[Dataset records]
***
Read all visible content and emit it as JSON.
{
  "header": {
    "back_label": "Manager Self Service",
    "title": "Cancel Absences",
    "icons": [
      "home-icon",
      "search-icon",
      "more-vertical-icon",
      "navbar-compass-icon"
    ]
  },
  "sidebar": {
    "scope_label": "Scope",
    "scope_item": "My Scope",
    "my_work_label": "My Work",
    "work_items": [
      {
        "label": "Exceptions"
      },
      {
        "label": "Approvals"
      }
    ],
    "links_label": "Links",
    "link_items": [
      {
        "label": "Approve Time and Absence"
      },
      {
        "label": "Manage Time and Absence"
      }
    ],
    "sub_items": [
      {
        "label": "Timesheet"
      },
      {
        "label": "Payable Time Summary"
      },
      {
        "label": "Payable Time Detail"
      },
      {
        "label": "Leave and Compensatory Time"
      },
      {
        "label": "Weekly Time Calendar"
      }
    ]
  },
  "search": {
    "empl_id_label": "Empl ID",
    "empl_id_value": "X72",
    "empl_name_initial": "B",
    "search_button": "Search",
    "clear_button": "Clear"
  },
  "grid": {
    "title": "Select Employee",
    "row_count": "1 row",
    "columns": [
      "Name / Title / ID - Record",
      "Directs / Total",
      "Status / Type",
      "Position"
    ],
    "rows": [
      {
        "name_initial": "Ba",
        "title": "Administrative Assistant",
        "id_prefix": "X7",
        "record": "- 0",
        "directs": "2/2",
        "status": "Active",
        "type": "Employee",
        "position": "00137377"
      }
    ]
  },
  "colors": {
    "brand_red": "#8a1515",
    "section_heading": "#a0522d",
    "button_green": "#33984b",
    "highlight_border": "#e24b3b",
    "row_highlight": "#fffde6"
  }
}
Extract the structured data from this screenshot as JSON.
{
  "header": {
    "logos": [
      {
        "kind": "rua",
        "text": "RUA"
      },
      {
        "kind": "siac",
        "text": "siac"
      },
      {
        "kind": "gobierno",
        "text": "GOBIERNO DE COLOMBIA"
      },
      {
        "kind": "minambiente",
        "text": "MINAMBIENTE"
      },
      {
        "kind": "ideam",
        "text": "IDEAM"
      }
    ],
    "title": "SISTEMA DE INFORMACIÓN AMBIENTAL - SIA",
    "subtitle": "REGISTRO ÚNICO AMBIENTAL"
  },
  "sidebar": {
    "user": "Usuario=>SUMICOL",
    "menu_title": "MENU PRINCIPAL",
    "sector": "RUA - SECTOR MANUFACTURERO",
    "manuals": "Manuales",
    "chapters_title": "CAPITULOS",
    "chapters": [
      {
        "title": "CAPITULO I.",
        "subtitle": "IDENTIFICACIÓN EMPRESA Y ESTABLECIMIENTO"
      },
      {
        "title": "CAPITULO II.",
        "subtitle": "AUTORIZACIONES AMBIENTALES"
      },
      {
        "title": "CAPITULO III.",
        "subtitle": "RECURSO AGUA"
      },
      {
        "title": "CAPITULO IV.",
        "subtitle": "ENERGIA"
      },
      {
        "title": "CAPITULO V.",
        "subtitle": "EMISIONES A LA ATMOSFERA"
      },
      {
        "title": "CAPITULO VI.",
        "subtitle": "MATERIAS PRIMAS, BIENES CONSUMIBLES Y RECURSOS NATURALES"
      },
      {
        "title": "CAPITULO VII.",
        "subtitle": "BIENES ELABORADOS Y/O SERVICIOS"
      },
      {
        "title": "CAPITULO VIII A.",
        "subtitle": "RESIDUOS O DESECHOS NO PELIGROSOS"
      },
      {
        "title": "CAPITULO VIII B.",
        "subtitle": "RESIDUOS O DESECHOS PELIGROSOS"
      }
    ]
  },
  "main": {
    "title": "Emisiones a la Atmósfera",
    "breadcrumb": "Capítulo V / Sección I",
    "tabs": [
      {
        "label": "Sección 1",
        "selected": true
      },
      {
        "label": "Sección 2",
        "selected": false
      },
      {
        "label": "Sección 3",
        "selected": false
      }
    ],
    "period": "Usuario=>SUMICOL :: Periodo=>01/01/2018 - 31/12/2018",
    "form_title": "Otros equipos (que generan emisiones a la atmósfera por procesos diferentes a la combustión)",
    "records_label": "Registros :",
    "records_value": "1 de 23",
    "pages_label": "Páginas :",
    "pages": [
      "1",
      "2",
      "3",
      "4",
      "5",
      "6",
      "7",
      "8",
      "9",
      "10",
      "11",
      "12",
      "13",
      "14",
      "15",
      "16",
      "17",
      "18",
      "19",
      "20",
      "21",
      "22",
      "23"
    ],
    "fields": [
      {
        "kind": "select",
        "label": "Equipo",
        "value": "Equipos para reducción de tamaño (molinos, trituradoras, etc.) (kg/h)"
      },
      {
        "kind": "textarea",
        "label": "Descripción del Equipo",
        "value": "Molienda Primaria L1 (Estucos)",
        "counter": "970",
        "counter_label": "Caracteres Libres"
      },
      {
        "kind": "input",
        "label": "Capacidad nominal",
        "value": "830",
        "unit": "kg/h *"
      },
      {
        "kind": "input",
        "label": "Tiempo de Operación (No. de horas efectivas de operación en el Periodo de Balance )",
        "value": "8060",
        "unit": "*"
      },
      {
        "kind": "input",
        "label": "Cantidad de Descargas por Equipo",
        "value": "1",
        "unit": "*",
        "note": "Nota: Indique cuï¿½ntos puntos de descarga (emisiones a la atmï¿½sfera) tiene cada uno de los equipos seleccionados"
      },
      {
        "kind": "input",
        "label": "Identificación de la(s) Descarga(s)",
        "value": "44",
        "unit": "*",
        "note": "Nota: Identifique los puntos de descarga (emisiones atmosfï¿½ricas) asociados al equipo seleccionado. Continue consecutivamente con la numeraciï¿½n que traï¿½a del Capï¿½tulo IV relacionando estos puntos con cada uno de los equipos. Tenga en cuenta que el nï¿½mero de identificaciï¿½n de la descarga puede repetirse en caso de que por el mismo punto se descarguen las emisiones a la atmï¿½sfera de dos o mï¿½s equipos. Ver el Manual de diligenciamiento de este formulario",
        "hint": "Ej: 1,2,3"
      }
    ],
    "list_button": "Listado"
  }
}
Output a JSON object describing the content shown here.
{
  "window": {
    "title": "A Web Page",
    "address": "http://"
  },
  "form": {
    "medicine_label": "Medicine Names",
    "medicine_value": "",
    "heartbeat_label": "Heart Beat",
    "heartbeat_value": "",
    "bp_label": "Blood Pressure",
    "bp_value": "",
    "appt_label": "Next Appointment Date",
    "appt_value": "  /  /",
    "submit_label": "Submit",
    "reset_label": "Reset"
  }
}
***
Retype the whole listing, matching it exactly.

> [Answer to the problem]:
Read all visible content and emit it as JSON.
{
  "header": {
    "back_label": "Manager Self Service",
    "title": "Cancel Absences",
    "icons": [
      "home-icon",
      "search-icon",
      "more-vertical-icon",
      "navbar-compass-icon"
    ]
  },
  "sidebar": {
    "scope_label": "Scope",
    "scope_item": "My Scope",
    "my_work_label": "My Work",
    "work_items": [
      {
        "label": "Exceptions"
      },
      {
        "label": "Approvals"
      }
    ],
    "links_label": "Links",
    "link_items": [
      {
        "label": "Approve Time and Absence"
      },
      {
        "label": "Manage Time and Absence"
      }
    ],
    "sub_items": [
      {
        "label": "Timesheet"
      },
      {
        "label": "Payable Time Summary"
      },
      {
        "label": "Payable Time Detail"
      },
      {
        "label": "Leave and Compensatory Time"
      },
      {
        "label": "Weekly Time Calendar"
      }
    ]
  },
  "search": {
    "empl_id_label": "Empl ID",
    "empl_id_value": "X72",
    "empl_name_initial": "B",
    "search_button": "Search",
    "clear_button": "Clear"
  },
  "grid": {
    "title": "Select Employee",
    "row_count": "1 row",
    "columns": [
      "Name / Title / ID - Record",
      "Directs / Total",
      "Status / Type",
      "Position"
    ],
    "rows": [
      {
        "name_initial": "Ba",
        "title": "Administrative Assistant",
        "id_prefix": "X7",
        "record": "- 0",
        "directs": "2/2",
        "status": "Active",
        "type": "Employee",
        "position": "00137377"
      }
    ]
  },
  "colors": {
    "brand_red": "#8a1515",
    "section_heading": "#a0522d",
    "button_green": "#33984b",
    "highlight_border": "#e24b3b",
    "row_highlight": "#fffde6"
  }
}
Extract the structured data from this screenshot as JSON.
{
  "header": {
    "logos": [
      {
        "kind": "rua",
        "text": "RUA"
      },
      {
        "kind": "siac",
        "text": "siac"
      },
      {
        "kind": "gobierno",
        "text": "GOBIERNO DE COLOMBIA"
      },
      {
        "kind": "minambiente",
        "text": "MINAMBIENTE"
      },
      {
        "kind": "ideam",
        "text": "IDEAM"
      }
    ],
    "title": "SISTEMA DE INFORMACIÓN AMBIENTAL - SIA",
    "subtitle": "REGISTRO ÚNICO AMBIENTAL"
  },
  "sidebar": {
    "user": "Usuario=>SUMICOL",
    "menu_title": "MENU PRINCIPAL",
    "sector": "RUA - SECTOR MANUFACTURERO",
    "manuals": "Manuales",
    "chapters_title": "CAPITULOS",
    "chapters": [
      {
        "title": "CAPITULO I.",
        "subtitle": "IDENTIFICACIÓN EMPRESA Y ESTABLECIMIENTO"
      },
      {
        "title": "CAPITULO II.",
        "subtitle": "AUTORIZACIONES AMBIENTALES"
      },
      {
        "title": "CAPITULO III.",
        "subtitle": "RECURSO AGUA"
      },
      {
        "title": "CAPITULO IV.",
        "subtitle": "ENERGIA"
      },
      {
        "title": "CAPITULO V.",
        "subtitle": "EMISIONES A LA ATMOSFERA"
      },
      {
        "title": "CAPITULO VI.",
        "subtitle": "MATERIAS PRIMAS, BIENES CONSUMIBLES Y RECURSOS NATURALES"
      },
      {
        "title": "CAPITULO VII.",
        "subtitle": "BIENES ELABORADOS Y/O SERVICIOS"
      },
      {
        "title": "CAPITULO VIII A.",
        "subtitle": "RESIDUOS O DESECHOS NO PELIGROSOS"
      },
      {
        "title": "CAPITULO VIII B.",
        "subtitle": "RESIDUOS O DESECHOS PELIGROSOS"
      }
    ]
  },
  "main": {
    "title": "Emisiones a la Atmósfera",
    "breadcrumb": "Capítulo V / Sección I",
    "tabs": [
      {
        "label": "Sección 1",
        "selected": true
      },
      {
        "label": "Sección 2",
        "selected": false
      },
      {
        "label": "Sección 3",
        "selected": false
      }
    ],
    "period": "Usuario=>SUMICOL :: Periodo=>01/01/2018 - 31/12/2018",
    "form_title": "Otros equipos (que generan emisiones a la atmósfera por procesos diferentes a la combustión)",
    "records_label": "Registros :",
    "records_value": "1 de 23",
    "pages_label": "Páginas :",
    "pages": [
      "1",
      "2",
      "3",
      "4",
      "5",
      "6",
      "7",
      "8",
      "9",
      "10",
      "11",
      "12",
      "13",
      "14",
      "15",
      "16",
      "17",
      "18",
      "19",
      "20",
      "21",
      "22",
      "23"
    ],
    "fields": [
      {
        "kind": "select",
        "label": "Equipo",
        "value": "Equipos para reducción de tamaño (molinos, trituradoras, etc.) (kg/h)"
      },
      {
        "kind": "textarea",
        "label": "Descripción del Equipo",
        "value": "Molienda Primaria L1 (Estucos)",
        "counter": "970",
        "counter_label": "Caracteres Libres"
      },
      {
        "kind": "input",
        "label": "Capacidad nominal",
        "value": "830",
        "unit": "kg/h *"
      },
      {
        "kind": "input",
        "label": "Tiempo de Operación (No. de horas efectivas de operación en el Periodo de Balance )",
        "value": "8060",
        "unit": "*"
      },
      {
        "kind": "input",
        "label": "Cantidad de Descargas por Equipo",
        "value": "1",
        "unit": "*",
        "note": "Nota: Indique cuï¿½ntos puntos de descarga (emisiones a la atmï¿½sfera) tiene cada uno de los equipos seleccionados"
      },
      {
        "kind": "input",
        "label": "Identificación de la(s) Descarga(s)",
        "value": "44",
        "unit": "*",
        "note": "Nota: Identifique los puntos de descarga (emisiones atmosfï¿½ricas) asociados al equipo seleccionado. Continue consecutivamente con la numeraciï¿½n que traï¿½a del Capï¿½tulo IV relacionando estos puntos con cada uno de los equipos. Tenga en cuenta que el nï¿½mero de identificaciï¿½n de la descarga puede repetirse en caso de que por el mismo punto se descarguen las emisiones a la atmï¿½sfera de dos o mï¿½s equipos. Ver el Manual de diligenciamiento de este formulario",
        "hint": "Ej: 1,2,3"
      }
    ],
    "list_button": "Listado"
  }
}
Output a JSON object describing the content shown here.
{
  "window": {
    "title": "A Web Page",
    "address": "http://"
  },
  "form": {
    "medicine_label": "Medicine Names",
    "medicine_value": "",
    "heartbeat_label": "Heart Beat",
    "heartbeat_value": "",
    "bp_label": "Blood Pressure",
    "bp_value": "",
    "appt_label": "Next Appointment Date",
    "appt_value": "  /  /",
    "submit_label": "Submit",
    "reset_label": "Reset"
  }
}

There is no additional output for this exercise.